_Exercise brief_.
All of the records below should be output exactly.

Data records

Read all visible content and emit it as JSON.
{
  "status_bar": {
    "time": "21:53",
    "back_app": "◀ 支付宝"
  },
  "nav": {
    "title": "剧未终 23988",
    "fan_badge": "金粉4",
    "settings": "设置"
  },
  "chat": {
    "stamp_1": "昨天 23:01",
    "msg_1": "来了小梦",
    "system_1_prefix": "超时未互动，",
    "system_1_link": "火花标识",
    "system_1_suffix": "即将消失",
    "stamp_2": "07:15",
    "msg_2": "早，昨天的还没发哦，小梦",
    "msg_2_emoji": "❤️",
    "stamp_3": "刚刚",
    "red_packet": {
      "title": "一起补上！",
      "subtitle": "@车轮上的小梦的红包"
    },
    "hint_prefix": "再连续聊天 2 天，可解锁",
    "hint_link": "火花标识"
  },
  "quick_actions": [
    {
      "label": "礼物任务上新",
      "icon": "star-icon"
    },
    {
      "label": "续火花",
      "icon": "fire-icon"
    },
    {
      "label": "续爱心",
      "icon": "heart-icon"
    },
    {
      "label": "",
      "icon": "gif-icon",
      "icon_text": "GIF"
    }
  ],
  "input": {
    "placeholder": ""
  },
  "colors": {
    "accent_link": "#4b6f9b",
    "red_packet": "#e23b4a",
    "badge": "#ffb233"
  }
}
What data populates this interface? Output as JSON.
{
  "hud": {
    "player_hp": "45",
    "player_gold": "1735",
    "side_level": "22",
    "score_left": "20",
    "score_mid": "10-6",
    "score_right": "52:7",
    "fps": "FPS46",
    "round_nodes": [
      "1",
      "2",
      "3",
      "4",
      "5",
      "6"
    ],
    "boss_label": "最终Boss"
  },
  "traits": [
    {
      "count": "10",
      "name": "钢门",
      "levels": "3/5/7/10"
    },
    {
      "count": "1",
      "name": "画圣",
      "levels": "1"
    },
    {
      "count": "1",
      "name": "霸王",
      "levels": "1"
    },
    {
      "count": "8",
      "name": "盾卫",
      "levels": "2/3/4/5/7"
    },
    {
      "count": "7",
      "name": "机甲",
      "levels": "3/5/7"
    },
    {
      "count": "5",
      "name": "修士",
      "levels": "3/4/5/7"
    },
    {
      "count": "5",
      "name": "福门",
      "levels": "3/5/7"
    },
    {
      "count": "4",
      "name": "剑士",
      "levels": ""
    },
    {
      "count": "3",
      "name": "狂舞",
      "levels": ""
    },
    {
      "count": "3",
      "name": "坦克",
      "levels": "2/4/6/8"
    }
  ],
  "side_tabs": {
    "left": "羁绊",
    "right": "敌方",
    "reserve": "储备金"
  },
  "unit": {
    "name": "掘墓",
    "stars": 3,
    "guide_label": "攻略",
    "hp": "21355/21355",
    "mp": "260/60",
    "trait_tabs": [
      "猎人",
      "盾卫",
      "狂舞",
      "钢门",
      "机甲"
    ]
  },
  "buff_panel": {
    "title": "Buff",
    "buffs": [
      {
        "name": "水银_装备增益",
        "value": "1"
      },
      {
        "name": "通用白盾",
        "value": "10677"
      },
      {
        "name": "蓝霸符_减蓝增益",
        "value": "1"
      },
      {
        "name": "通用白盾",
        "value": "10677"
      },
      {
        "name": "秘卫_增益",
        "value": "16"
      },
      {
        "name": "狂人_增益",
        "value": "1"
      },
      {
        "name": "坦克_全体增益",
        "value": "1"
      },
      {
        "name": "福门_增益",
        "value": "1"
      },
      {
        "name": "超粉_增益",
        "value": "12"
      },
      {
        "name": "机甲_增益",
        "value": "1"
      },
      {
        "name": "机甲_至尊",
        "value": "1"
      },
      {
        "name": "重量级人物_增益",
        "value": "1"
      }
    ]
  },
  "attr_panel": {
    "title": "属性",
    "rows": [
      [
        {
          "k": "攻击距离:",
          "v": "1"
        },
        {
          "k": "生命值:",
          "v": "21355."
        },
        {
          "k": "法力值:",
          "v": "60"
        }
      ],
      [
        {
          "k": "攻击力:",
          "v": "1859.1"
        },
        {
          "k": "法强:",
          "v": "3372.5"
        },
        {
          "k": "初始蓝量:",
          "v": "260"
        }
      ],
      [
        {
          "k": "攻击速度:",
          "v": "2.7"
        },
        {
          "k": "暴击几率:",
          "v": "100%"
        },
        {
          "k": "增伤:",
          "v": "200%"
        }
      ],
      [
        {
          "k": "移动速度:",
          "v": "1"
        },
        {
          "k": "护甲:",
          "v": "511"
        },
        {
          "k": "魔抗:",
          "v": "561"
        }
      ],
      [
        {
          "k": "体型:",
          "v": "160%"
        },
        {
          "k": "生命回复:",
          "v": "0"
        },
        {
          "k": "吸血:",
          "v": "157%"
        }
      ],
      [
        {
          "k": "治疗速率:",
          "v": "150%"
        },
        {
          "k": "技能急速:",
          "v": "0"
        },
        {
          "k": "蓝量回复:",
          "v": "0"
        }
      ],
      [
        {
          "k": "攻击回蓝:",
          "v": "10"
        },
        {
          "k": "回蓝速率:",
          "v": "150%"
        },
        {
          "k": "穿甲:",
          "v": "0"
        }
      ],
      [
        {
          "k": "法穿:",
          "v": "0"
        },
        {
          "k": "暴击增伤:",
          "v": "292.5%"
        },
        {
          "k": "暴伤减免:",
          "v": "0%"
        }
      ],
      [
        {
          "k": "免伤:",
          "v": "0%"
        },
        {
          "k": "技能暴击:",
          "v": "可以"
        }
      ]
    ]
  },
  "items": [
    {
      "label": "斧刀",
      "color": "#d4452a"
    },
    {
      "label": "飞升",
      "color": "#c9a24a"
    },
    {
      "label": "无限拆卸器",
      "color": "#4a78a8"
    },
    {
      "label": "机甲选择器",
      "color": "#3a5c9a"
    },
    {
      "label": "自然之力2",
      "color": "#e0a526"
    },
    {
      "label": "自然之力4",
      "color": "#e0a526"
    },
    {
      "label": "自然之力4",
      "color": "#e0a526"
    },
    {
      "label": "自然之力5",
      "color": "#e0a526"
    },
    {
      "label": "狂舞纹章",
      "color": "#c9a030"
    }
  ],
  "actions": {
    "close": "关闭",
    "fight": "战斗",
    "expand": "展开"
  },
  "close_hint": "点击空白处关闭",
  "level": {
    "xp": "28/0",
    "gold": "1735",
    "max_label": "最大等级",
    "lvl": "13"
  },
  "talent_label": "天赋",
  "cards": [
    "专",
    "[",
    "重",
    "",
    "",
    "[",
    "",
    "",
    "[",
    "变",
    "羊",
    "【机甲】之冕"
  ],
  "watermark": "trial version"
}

_Complete answer_.
Read all visible content and emit it as JSON.
{
  "status_bar": {
    "time": "21:53",
    "back_app": "◀ 支付宝"
  },
  "nav": {
    "title": "剧未终 23988",
    "fan_badge": "金粉4",
    "settings": "设置"
  },
  "chat": {
    "stamp_1": "昨天 23:01",
    "msg_1": "来了小梦",
    "system_1_prefix": "超时未互动，",
    "system_1_link": "火花标识",
    "system_1_suffix": "即将消失",
    "stamp_2": "07:15",
    "msg_2": "早，昨天的还没发哦，小梦",
    "msg_2_emoji": "❤️",
    "stamp_3": "刚刚",
    "red_packet": {
      "title": "一起补上！",
      "subtitle": "@车轮上的小梦的红包"
    },
    "hint_prefix": "再连续聊天 2 天，可解锁",
    "hint_link": "火花标识"
  },
  "quick_actions": [
    {
      "label": "礼物任务上新",
      "icon": "star-icon"
    },
    {
      "label": "续火花",
      "icon": "fire-icon"
    },
    {
      "label": "续爱心",
      "icon": "heart-icon"
    },
    {
      "label": "",
      "icon": "gif-icon",
      "icon_text": "GIF"
    }
  ],
  "input": {
    "placeholder": ""
  },
  "colors": {
    "accent_link": "#4b6f9b",
    "red_packet": "#e23b4a",
    "badge": "#ffb233"
  }
}
What data populates this interface? Output as JSON.
{
  "hud": {
    "player_hp": "45",
    "player_gold": "1735",
    "side_level": "22",
    "score_left": "20",
    "score_mid": "10-6",
    "score_right": "52:7",
    "fps": "FPS46",
    "round_nodes": [
      "1",
      "2",
      "3",
      "4",
      "5",
      "6"
    ],
    "boss_label": "最终Boss"
  },
  "traits": [
    {
      "count": "10",
      "name": "钢门",
      "levels": "3/5/7/10"
    },
    {
      "count": "1",
      "name": "画圣",
      "levels": "1"
    },
    {
      "count": "1",
      "name": "霸王",
      "levels": "1"
    },
    {
      "count": "8",
      "name": "盾卫",
      "levels": "2/3/4/5/7"
    },
    {
      "count": "7",
      "name": "机甲",
      "levels": "3/5/7"
    },
    {
      "count": "5",
      "name": "修士",
      "levels": "3/4/5/7"
    },
    {
      "count": "5",
      "name": "福门",
      "levels": "3/5/7"
    },
    {
      "count": "4",
      "name": "剑士",
      "levels": ""
    },
    {
      "count": "3",
      "name": "狂舞",
      "levels": ""
    },
    {
      "count": "3",
      "name": "坦克",
      "levels": "2/4/6/8"
    }
  ],
  "side_tabs": {
    "left": "羁绊",
    "right": "敌方",
    "reserve": "储备金"
  },
  "unit": {
    "name": "掘墓",
    "stars": 3,
    "guide_label": "攻略",
    "hp": "21355/21355",
    "mp": "260/60",
    "trait_tabs": [
      "猎人",
      "盾卫",
      "狂舞",
      "钢门",
      "机甲"
    ]
  },
  "buff_panel": {
    "title": "Buff",
    "buffs": [
      {
        "name": "水银_装备增益",
        "value": "1"
      },
      {
        "name": "通用白盾",
        "value": "10677"
      },
      {
        "name": "蓝霸符_减蓝增益",
        "value": "1"
      },
      {
        "name": "通用白盾",
        "value": "10677"
      },
      {
        "name": "秘卫_增益",
        "value": "16"
      },
      {
        "name": "狂人_增益",
        "value": "1"
      },
      {
        "name": "坦克_全体增益",
        "value": "1"
      },
      {
        "name": "福门_增益",
        "value": "1"
      },
      {
        "name": "超粉_增益",
        "value": "12"
      },
      {
        "name": "机甲_增益",
        "value": "1"
      },
      {
        "name": "机甲_至尊",
        "value": "1"
      },
      {
        "name": "重量级人物_增益",
        "value": "1"
      }
    ]
  },
  "attr_panel": {
    "title": "属性",
    "rows": [
      [
        {
          "k": "攻击距离:",
          "v": "1"
        },
        {
          "k": "生命值:",
          "v": "21355."
        },
        {
          "k": "法力值:",
          "v": "60"
        }
      ],
      [
        {
          "k": "攻击力:",
          "v": "1859.1"
        },
        {
          "k": "法强:",
          "v": "3372.5"
        },
        {
          "k": "初始蓝量:",
          "v": "260"
        }
      ],
      [
        {
          "k": "攻击速度:",
          "v": "2.7"
        },
        {
          "k": "暴击几率:",
          "v": "100%"
        },
        {
          "k": "增伤:",
          "v": "200%"
        }
      ],
      [
        {
          "k": "移动速度:",
          "v": "1"
        },
        {
          "k": "护甲:",
          "v": "511"
        },
        {
          "k": "魔抗:",
          "v": "561"
        }
      ],
      [
        {
          "k": "体型:",
          "v": "160%"
        },
        {
          "k": "生命回复:",
          "v": "0"
        },
        {
          "k": "吸血:",
          "v": "157%"
        }
      ],
      [
        {
          "k": "治疗速率:",
          "v": "150%"
        },
        {
          "k": "技能急速:",
          "v": "0"
        },
        {
          "k": "蓝量回复:",
          "v": "0"
        }
      ],
      [
        {
          "k": "攻击回蓝:",
          "v": "10"
        },
        {
          "k": "回蓝速率:",
          "v": "150%"
        },
        {
          "k": "穿甲:",
          "v": "0"
        }
      ],
      [
        {
          "k": "法穿:",
          "v": "0"
        },
        {
          "k": "暴击增伤:",
          "v": "292.5%"
        },
        {
          "k": "暴伤减免:",
          "v": "0%"
        }
      ],
      [
        {
          "k": "免伤:",
          "v": "0%"
        },
        {
          "k": "技能暴击:",
          "v": "可以"
        }
      ]
    ]
  },
  "items": [
    {
      "label": "斧刀",
      "color": "#d4452a"
    },
    {
      "label": "飞升",
      "color": "#c9a24a"
    },
    {
      "label": "无限拆卸器",
      "color": "#4a78a8"
    },
    {
      "label": "机甲选择器",
      "color": "#3a5c9a"
    },
    {
      "label": "自然之力2",
      "color": "#e0a526"
    },
    {
      "label": "自然之力4",
      "color": "#e0a526"
    },
    {
      "label": "自然之力4",
      "color": "#e0a526"
    },
    {
      "label": "自然之力5",
      "color": "#e0a526"
    },
    {
      "label": "狂舞纹章",
      "color": "#c9a030"
    }
  ],
  "actions": {
    "close": "关闭",
    "fight": "战斗",
    "expand": "展开"
  },
  "close_hint": "点击空白处关闭",
  "level": {
    "xp": "28/0",
    "gold": "1735",
    "max_label": "最大等级",
    "lvl": "13"
  },
  "talent_label": "天赋",
  "cards": [
    "专",
    "[",
    "重",
    "",
    "",
    "[",
    "",
    "",
    "[",
    "变",
    "羊",
    "【机甲】之冕"
  ],
  "watermark": "trial version"
}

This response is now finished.